To do:
Copy every line from the records below that holds the word "doble".

● ● ●

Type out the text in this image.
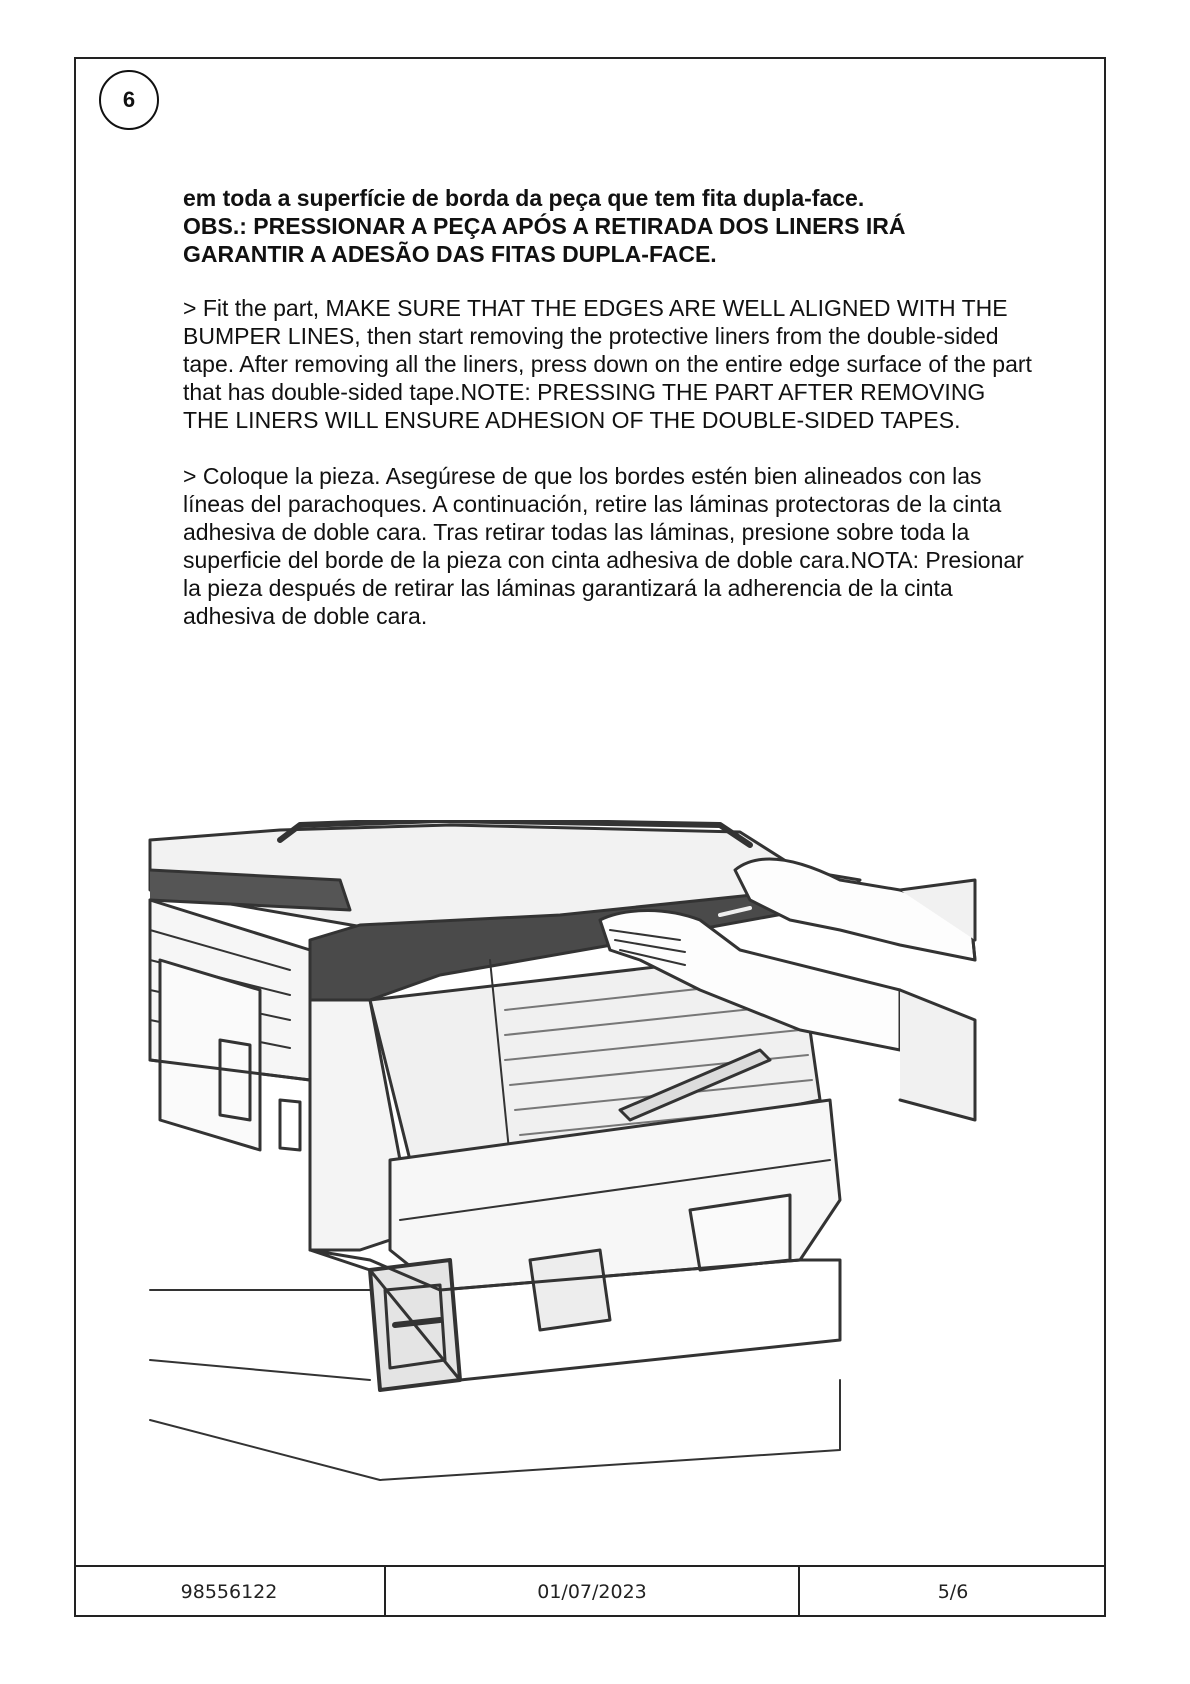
6
em toda a superfície de borda da peça que tem fita dupla-face.
OBS.: PRESSIONAR A PEÇA APÓS A RETIRADA DOS LINERS IRÁ
GARANTIR A ADESÃO DAS FITAS DUPLA-FACE.
> Fit the part, MAKE SURE THAT THE EDGES ARE WELL ALIGNED WITH THE
BUMPER LINES, then start removing the protective liners from the double-sided
tape. After removing all the liners, press down on the entire edge surface of the part
that has double-sided tape.NOTE: PRESSING THE PART AFTER REMOVING
THE LINERS WILL ENSURE ADHESION OF THE DOUBLE-SIDED TAPES.
> Coloque la pieza. Asegúrese de que los bordes estén bien alineados con las
líneas del parachoques. A continuación, retire las láminas protectoras de la cinta
adhesiva de doble cara. Tras retirar todas las láminas, presione sobre toda la
superficie del borde de la pieza con cinta adhesiva de doble cara.NOTA: Presionar
la pieza después de retirar las láminas garantizará la adherencia de la cinta
adhesiva de doble cara.
98556122	01/07/2023	5/6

● ● ●

Written solution:
adhesiva de doble cara. Tras retirar todas las láminas, presione sobre toda la
superficie del borde de la pieza con cinta adhesiva de doble cara.NOTA: Presionar
adhesiva de doble cara.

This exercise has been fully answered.